Instructions to follow |
Below are some entries. Return exactly the lines from the one with "Parse this screenshot: output" through the final line, leaving out any pictures.

(Stored data)

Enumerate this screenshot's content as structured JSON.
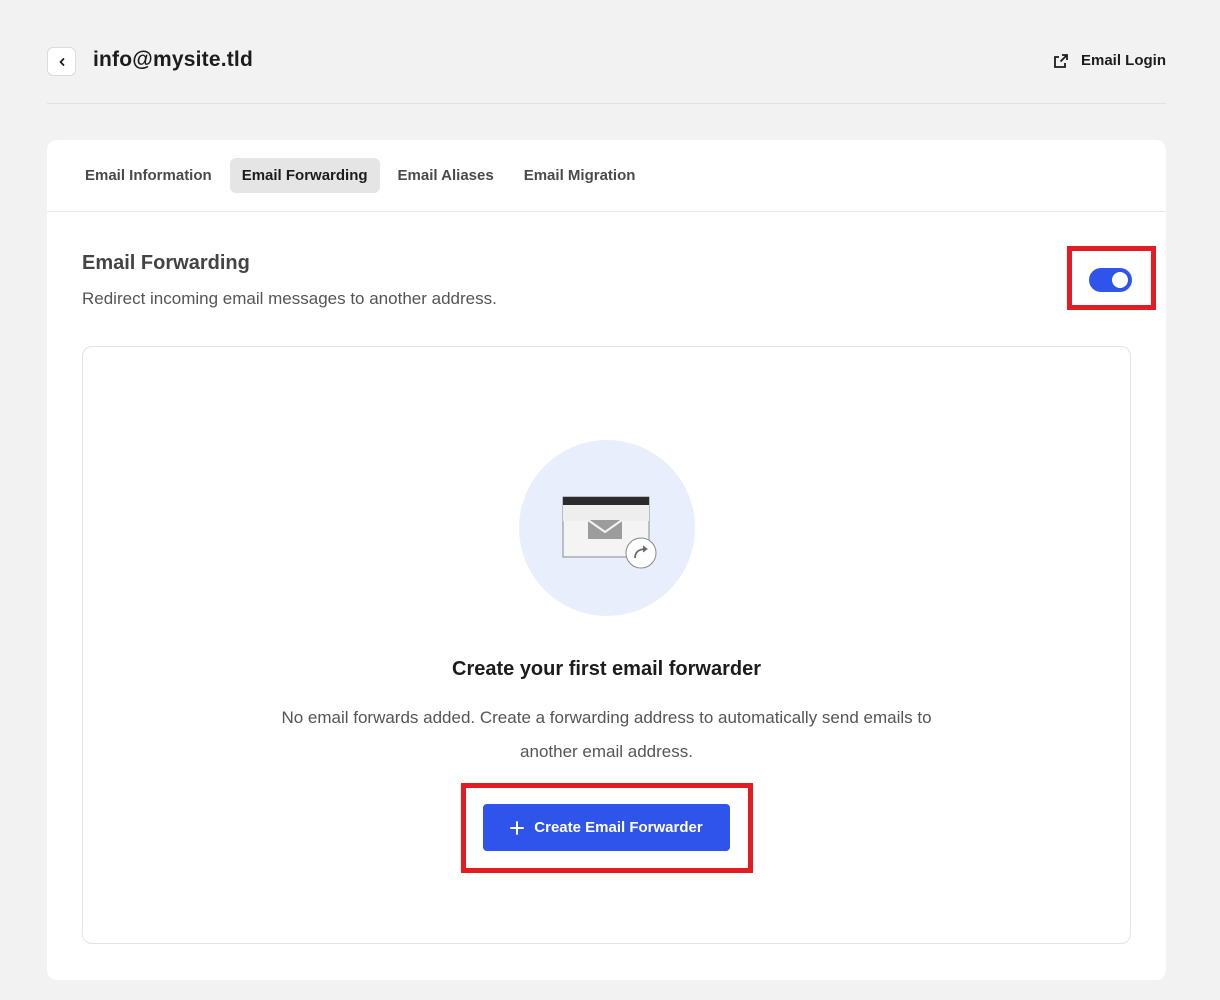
{
  "header": {
    "title": "info@mysite.tld",
    "email_login_label": "Email Login"
  },
  "tabs": [
    {
      "label": "Email Information",
      "active": false
    },
    {
      "label": "Email Forwarding",
      "active": true
    },
    {
      "label": "Email Aliases",
      "active": false
    },
    {
      "label": "Email Migration",
      "active": false
    }
  ],
  "section": {
    "title": "Email Forwarding",
    "description": "Redirect incoming email messages to another address.",
    "toggle_on": true
  },
  "empty_state": {
    "title": "Create your first email forwarder",
    "description": "No email forwards added. Create a forwarding address to automatically send emails to another email address.",
    "button_label": "Create Email Forwarder"
  },
  "colors": {
    "accent": "#2f54eb",
    "highlight": "#e31b23",
    "illustration_bg": "#e8eefb"
  }
}
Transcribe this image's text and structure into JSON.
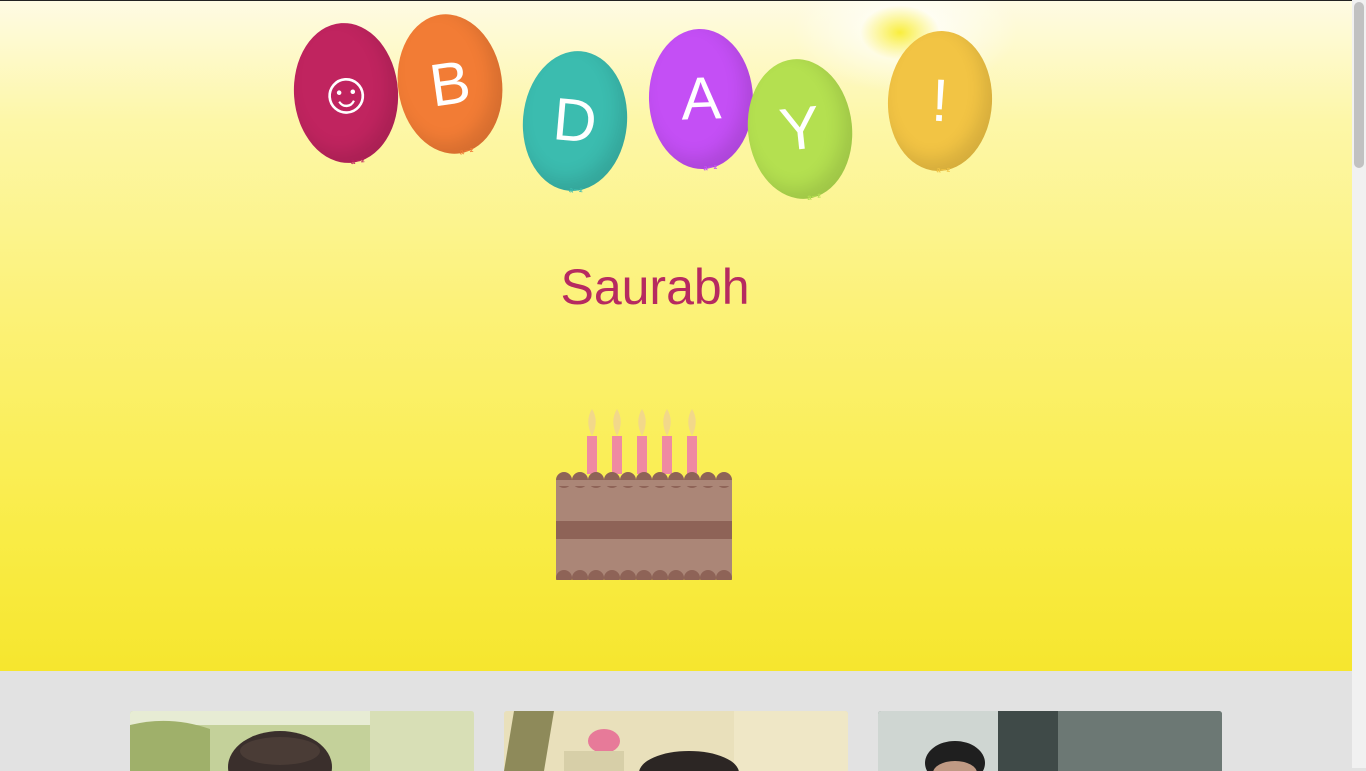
{
  "balloons": [
    {
      "letter": "☺",
      "color": "#c0245f",
      "knot_label": "ᵃ⁻²",
      "knot_color": "#c0245f"
    },
    {
      "letter": "B",
      "color": "#f27c35",
      "knot_label": "ᵃ⁻²",
      "knot_color": "#f27c35"
    },
    {
      "letter": "D",
      "color": "#3bbcaf",
      "knot_label": "ᵃ⁻²",
      "knot_color": "#3bbcaf"
    },
    {
      "letter": "A",
      "color": "#c44ff5",
      "knot_label": "ᵃ⁻²",
      "knot_color": "#c44ff5"
    },
    {
      "letter": "Y",
      "color": "#b4e050",
      "knot_label": "ᵃ⁻²",
      "knot_color": "#b4e050"
    },
    {
      "letter": "!",
      "color": "#f2c444",
      "knot_label": "ᵃ⁻²",
      "knot_color": "#f2c444"
    }
  ],
  "greeting": {
    "name": "Saurabh",
    "color": "#b62a60"
  },
  "cake": {
    "candle_count": 5,
    "sponge_color": "#ab8677",
    "filling_color": "#8e6357",
    "candle_color": "#ef8aa2",
    "flame_color": "#f2d88a"
  },
  "gallery": {
    "photos": [
      {
        "icon": "photo-icon",
        "label": "photo-1"
      },
      {
        "icon": "photo-icon",
        "label": "photo-2"
      },
      {
        "icon": "photo-icon",
        "label": "photo-3"
      }
    ]
  },
  "colors": {
    "hero_yellow": "#f9ec46",
    "gallery_bg": "#e2e2e2"
  }
}
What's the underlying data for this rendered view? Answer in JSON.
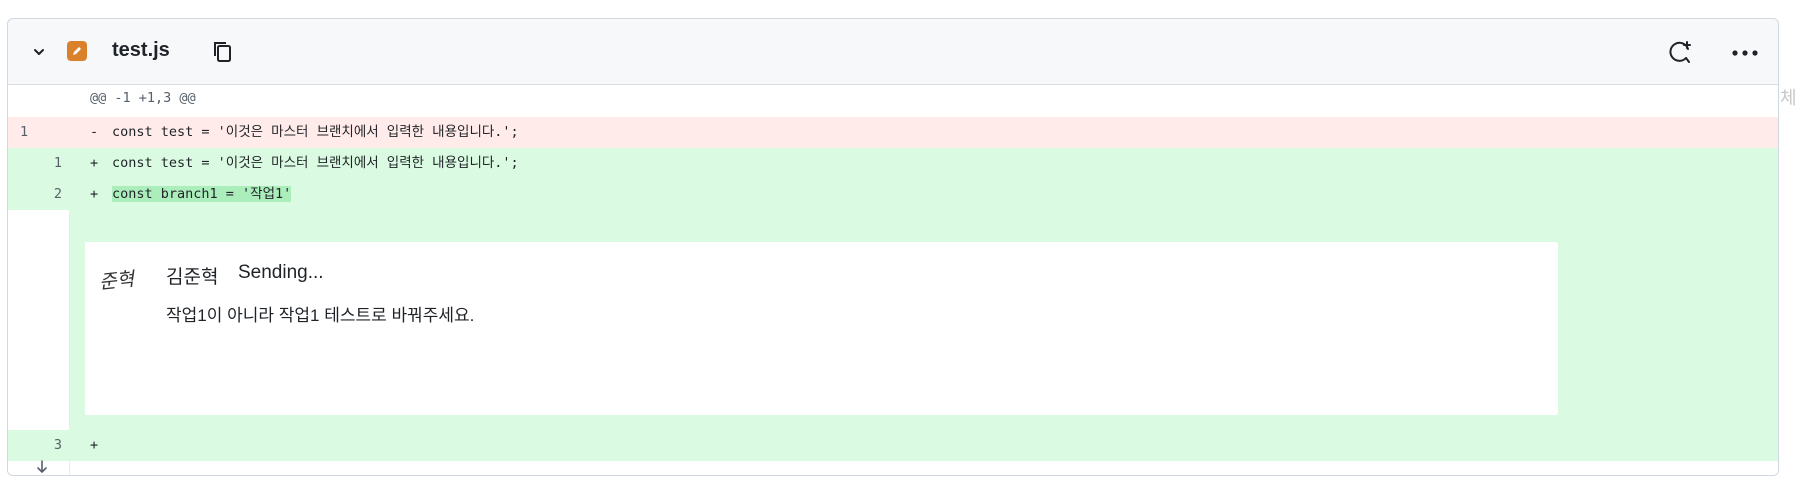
{
  "file_header": {
    "filename": "test.js",
    "icons": {
      "collapse": "chevron-down-icon",
      "file_type": "modified-file-icon",
      "copy": "copy-icon",
      "add_comment": "add-comment-icon",
      "more": "more-horizontal-icon",
      "expand": "expand-down-icon"
    },
    "file_badge_color": "#d9822b"
  },
  "diff": {
    "hunk_header": "@@ -1 +1,3 @@",
    "lines": [
      {
        "type": "deletion",
        "old_num": "1",
        "new_num": "",
        "sign": "-",
        "code": "const test = '이것은 마스터 브랜치에서 입력한 내용입니다.';"
      },
      {
        "type": "addition",
        "old_num": "",
        "new_num": "1",
        "sign": "+",
        "code": "const test = '이것은 마스터 브랜치에서 입력한 내용입니다.';"
      },
      {
        "type": "addition",
        "old_num": "",
        "new_num": "2",
        "sign": "+",
        "code": "const branch1 = '작업1'"
      },
      {
        "type": "addition",
        "old_num": "",
        "new_num": "3",
        "sign": "+",
        "code": ""
      }
    ],
    "colors": {
      "deletion_bg": "#ffebe9",
      "addition_bg": "#dafbe1",
      "highlight": "#aceebb"
    }
  },
  "comment": {
    "author": "김준혁",
    "status": "Sending...",
    "body": "작업1이 아니라 작업1 테스트로 바꿔주세요.",
    "avatar_signature": "준혁"
  },
  "edge_text": "체"
}
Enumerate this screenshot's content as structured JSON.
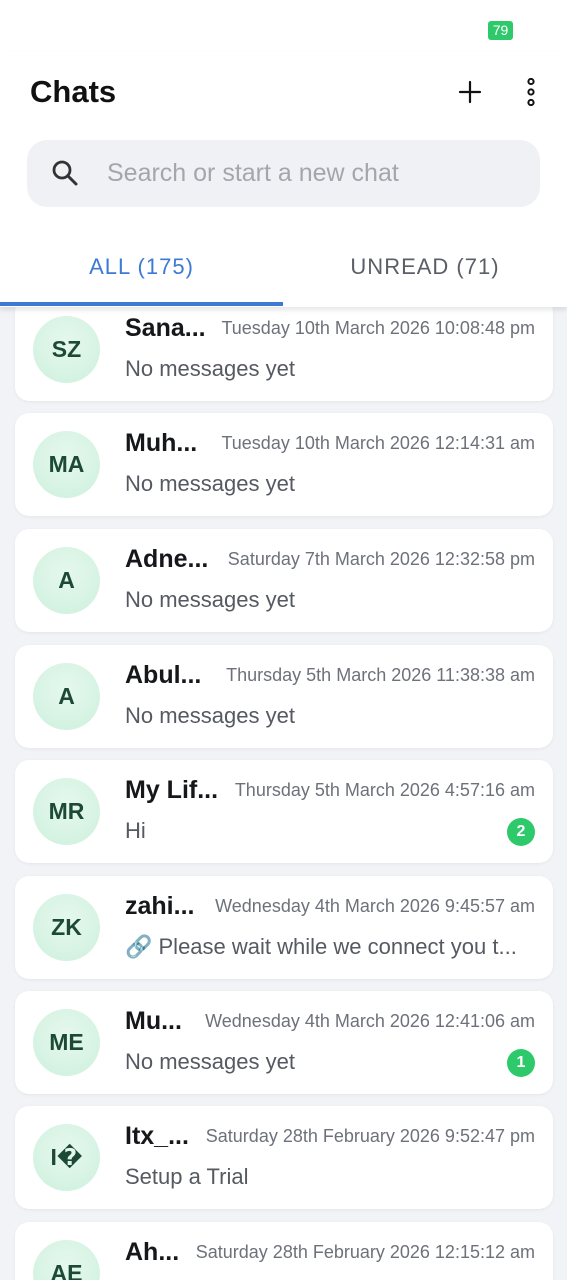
{
  "status_bar": {
    "battery": "79"
  },
  "header": {
    "title": "Chats",
    "new_chat_icon": "plus-icon",
    "menu_icon": "more-vertical-icon"
  },
  "search": {
    "icon": "search-icon",
    "placeholder": "Search or start a new chat",
    "value": ""
  },
  "tabs": [
    {
      "label": "ALL (175)",
      "active": true
    },
    {
      "label": "UNREAD (71)",
      "active": false
    }
  ],
  "colors": {
    "accent": "#3d7ad6",
    "badge": "#2ec96b",
    "avatar_bg": "#cdf0dc",
    "avatar_text": "#1c4a35"
  },
  "chats": [
    {
      "initials": "SZ",
      "name": "Sana...",
      "time": "Tuesday 10th March 2026 10:08:48 pm",
      "preview": "No messages yet",
      "unread": ""
    },
    {
      "initials": "MA",
      "name": "Muh...",
      "time": "Tuesday 10th March 2026 12:14:31 am",
      "preview": "No messages yet",
      "unread": ""
    },
    {
      "initials": "A",
      "name": "Adne...",
      "time": "Saturday 7th March 2026 12:32:58 pm",
      "preview": "No messages yet",
      "unread": ""
    },
    {
      "initials": "A",
      "name": "Abul...",
      "time": "Thursday 5th March 2026 11:38:38 am",
      "preview": "No messages yet",
      "unread": ""
    },
    {
      "initials": "MR",
      "name": "My Lif...",
      "time": "Thursday 5th March 2026 4:57:16 am",
      "preview": "Hi",
      "unread": "2"
    },
    {
      "initials": "ZK",
      "name": "zahi...",
      "time": "Wednesday 4th March 2026 9:45:57 am",
      "preview": "🔗 Please wait while we connect you t...",
      "unread": ""
    },
    {
      "initials": "ME",
      "name": "Mu...",
      "time": "Wednesday 4th March 2026 12:41:06 am",
      "preview": "No messages yet",
      "unread": "1"
    },
    {
      "initials": "I�",
      "name": "Itx_...",
      "time": "Saturday 28th February 2026 9:52:47 pm",
      "preview": "Setup a Trial",
      "unread": ""
    },
    {
      "initials": "AE",
      "name": "Ah...",
      "time": "Saturday 28th February 2026 12:15:12 am",
      "preview": "",
      "unread": ""
    }
  ]
}
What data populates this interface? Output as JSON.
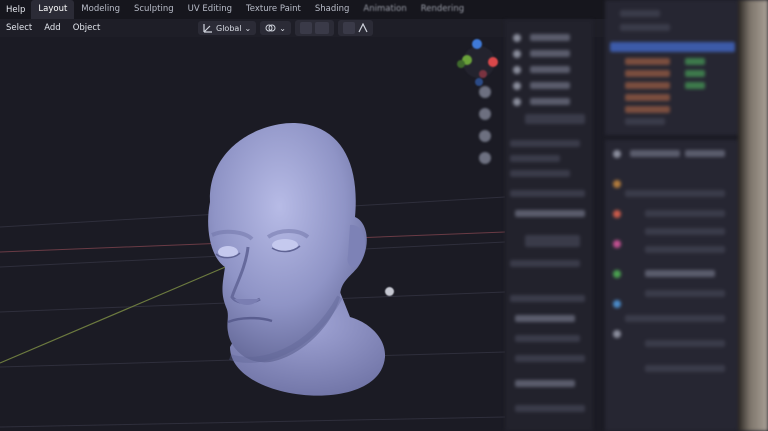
{
  "topbar": {
    "menu_help": "Help",
    "tabs": [
      {
        "label": "Layout",
        "active": true
      },
      {
        "label": "Modeling"
      },
      {
        "label": "Sculpting"
      },
      {
        "label": "UV Editing"
      },
      {
        "label": "Texture Paint"
      },
      {
        "label": "Shading"
      },
      {
        "label": "Animation"
      },
      {
        "label": "Rendering"
      }
    ]
  },
  "header": {
    "menus": [
      "Select",
      "Add",
      "Object"
    ],
    "transform_orientation": "Global"
  },
  "colors": {
    "background": "#1b1b24",
    "mesh": "#8f94c6",
    "gizmo_x": "#d9484a",
    "gizmo_y": "#6aa23a",
    "gizmo_z": "#3f7ad8"
  },
  "viewport": {
    "object": "head-mesh"
  }
}
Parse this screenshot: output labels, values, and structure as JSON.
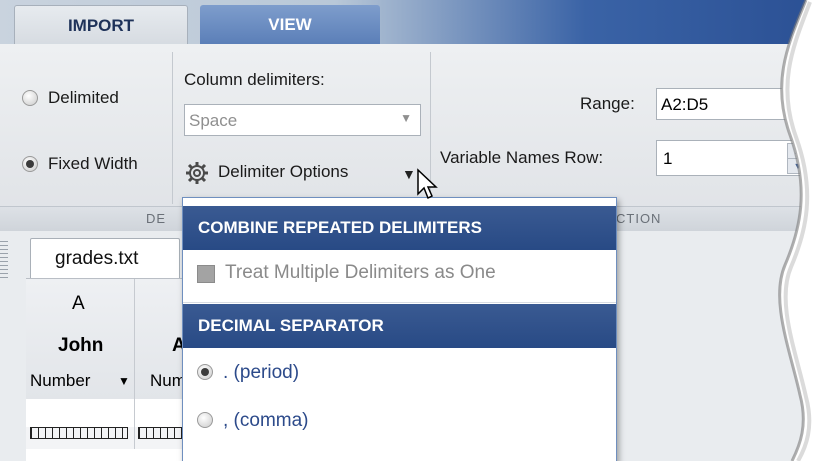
{
  "tabs": [
    {
      "label": "IMPORT",
      "active": true
    },
    {
      "label": "VIEW",
      "active": false
    }
  ],
  "ribbon": {
    "delimited_label": "Delimited",
    "fixed_width_label": "Fixed Width",
    "column_delimiters_label": "Column delimiters:",
    "column_delimiters_value": "Space",
    "delimiter_options_label": "Delimiter Options",
    "range_label": "Range:",
    "range_value": "A2:D5",
    "variable_names_row_label": "Variable Names Row:",
    "variable_names_row_value": "1",
    "section_left_fragment": "DE",
    "section_right_fragment": "CTION"
  },
  "document": {
    "file_tab": "grades.txt",
    "column_letter": "A",
    "column_name": "John",
    "column_name_next_fragment": "A",
    "column_type": "Number",
    "column_type_next_fragment": "Numl"
  },
  "menu": {
    "header_combine": "COMBINE REPEATED DELIMITERS",
    "treat_multiple": "Treat Multiple Delimiters as One",
    "header_decimal": "DECIMAL SEPARATOR",
    "period_option": ". (period)",
    "comma_option": ", (comma)",
    "period_selected": true
  },
  "colors": {
    "menu_header": "#2d4f8a",
    "menu_option_text": "#2c4a8a",
    "disabled_text": "#8a8a8a",
    "tab_bar_dark": "#2a4f93"
  }
}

Solution below |
Parse this screenshot: output labels, values, and structure as JSON.
{
  "tabs": [
    {
      "label": "IMPORT",
      "active": true
    },
    {
      "label": "VIEW",
      "active": false
    }
  ],
  "ribbon": {
    "delimited_label": "Delimited",
    "fixed_width_label": "Fixed Width",
    "column_delimiters_label": "Column delimiters:",
    "column_delimiters_value": "Space",
    "delimiter_options_label": "Delimiter Options",
    "range_label": "Range:",
    "range_value": "A2:D5",
    "variable_names_row_label": "Variable Names Row:",
    "variable_names_row_value": "1",
    "section_left_fragment": "DE",
    "section_right_fragment": "CTION"
  },
  "document": {
    "file_tab": "grades.txt",
    "column_letter": "A",
    "column_name": "John",
    "column_name_next_fragment": "A",
    "column_type": "Number",
    "column_type_next_fragment": "Numl"
  },
  "menu": {
    "header_combine": "COMBINE REPEATED DELIMITERS",
    "treat_multiple": "Treat Multiple Delimiters as One",
    "header_decimal": "DECIMAL SEPARATOR",
    "period_option": ". (period)",
    "comma_option": ", (comma)",
    "period_selected": true
  },
  "colors": {
    "menu_header": "#2d4f8a",
    "menu_option_text": "#2c4a8a",
    "disabled_text": "#8a8a8a",
    "tab_bar_dark": "#2a4f93"
  }
}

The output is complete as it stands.